- GOAL
The records below must be copied in full; omit the images.

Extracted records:
────────────────

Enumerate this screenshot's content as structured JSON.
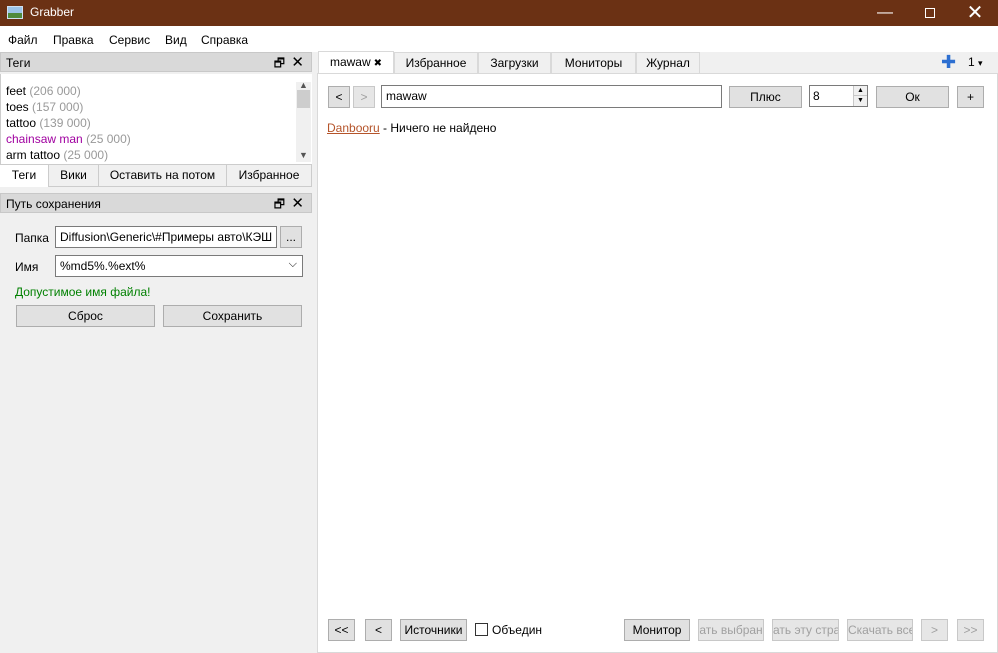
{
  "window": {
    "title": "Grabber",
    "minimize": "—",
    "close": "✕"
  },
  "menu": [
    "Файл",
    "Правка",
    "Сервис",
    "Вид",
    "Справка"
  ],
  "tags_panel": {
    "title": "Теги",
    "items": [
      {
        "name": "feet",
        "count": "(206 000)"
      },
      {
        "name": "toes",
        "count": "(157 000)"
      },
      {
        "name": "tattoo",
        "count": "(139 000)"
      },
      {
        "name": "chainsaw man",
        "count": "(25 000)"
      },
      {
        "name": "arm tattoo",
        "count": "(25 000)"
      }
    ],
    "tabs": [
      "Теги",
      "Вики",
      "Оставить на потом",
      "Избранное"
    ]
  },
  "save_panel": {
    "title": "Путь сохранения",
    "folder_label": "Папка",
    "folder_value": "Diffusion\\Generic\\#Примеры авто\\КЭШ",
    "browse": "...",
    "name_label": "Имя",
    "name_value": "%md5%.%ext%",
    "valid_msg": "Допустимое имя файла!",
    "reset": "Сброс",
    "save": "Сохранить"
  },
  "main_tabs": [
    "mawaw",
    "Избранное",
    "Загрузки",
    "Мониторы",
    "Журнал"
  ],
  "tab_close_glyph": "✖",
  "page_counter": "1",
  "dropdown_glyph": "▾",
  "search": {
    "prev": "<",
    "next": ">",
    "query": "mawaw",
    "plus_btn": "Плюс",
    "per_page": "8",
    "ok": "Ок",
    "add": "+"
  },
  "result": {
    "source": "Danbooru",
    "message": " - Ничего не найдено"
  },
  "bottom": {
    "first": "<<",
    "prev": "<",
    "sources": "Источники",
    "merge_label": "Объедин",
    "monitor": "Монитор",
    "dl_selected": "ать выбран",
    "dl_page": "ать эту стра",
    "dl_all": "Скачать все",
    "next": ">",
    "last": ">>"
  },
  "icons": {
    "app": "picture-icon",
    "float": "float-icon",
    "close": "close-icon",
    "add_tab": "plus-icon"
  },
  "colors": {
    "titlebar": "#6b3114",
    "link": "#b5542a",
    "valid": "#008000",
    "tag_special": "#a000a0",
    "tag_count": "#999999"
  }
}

────────────────

- FINISHED EXERCISE
Enumerate this screenshot's content as structured JSON.
{
  "window": {
    "title": "Grabber",
    "minimize": "—",
    "close": "✕"
  },
  "menu": [
    "Файл",
    "Правка",
    "Сервис",
    "Вид",
    "Справка"
  ],
  "tags_panel": {
    "title": "Теги",
    "items": [
      {
        "name": "feet",
        "count": "(206 000)"
      },
      {
        "name": "toes",
        "count": "(157 000)"
      },
      {
        "name": "tattoo",
        "count": "(139 000)"
      },
      {
        "name": "chainsaw man",
        "count": "(25 000)"
      },
      {
        "name": "arm tattoo",
        "count": "(25 000)"
      }
    ],
    "tabs": [
      "Теги",
      "Вики",
      "Оставить на потом",
      "Избранное"
    ]
  },
  "save_panel": {
    "title": "Путь сохранения",
    "folder_label": "Папка",
    "folder_value": "Diffusion\\Generic\\#Примеры авто\\КЭШ",
    "browse": "...",
    "name_label": "Имя",
    "name_value": "%md5%.%ext%",
    "valid_msg": "Допустимое имя файла!",
    "reset": "Сброс",
    "save": "Сохранить"
  },
  "main_tabs": [
    "mawaw",
    "Избранное",
    "Загрузки",
    "Мониторы",
    "Журнал"
  ],
  "tab_close_glyph": "✖",
  "page_counter": "1",
  "dropdown_glyph": "▾",
  "search": {
    "prev": "<",
    "next": ">",
    "query": "mawaw",
    "plus_btn": "Плюс",
    "per_page": "8",
    "ok": "Ок",
    "add": "+"
  },
  "result": {
    "source": "Danbooru",
    "message": " - Ничего не найдено"
  },
  "bottom": {
    "first": "<<",
    "prev": "<",
    "sources": "Источники",
    "merge_label": "Объедин",
    "monitor": "Монитор",
    "dl_selected": "ать выбран",
    "dl_page": "ать эту стра",
    "dl_all": "Скачать все",
    "next": ">",
    "last": ">>"
  },
  "icons": {
    "app": "picture-icon",
    "float": "float-icon",
    "close": "close-icon",
    "add_tab": "plus-icon"
  },
  "colors": {
    "titlebar": "#6b3114",
    "link": "#b5542a",
    "valid": "#008000",
    "tag_special": "#a000a0",
    "tag_count": "#999999"
  }
}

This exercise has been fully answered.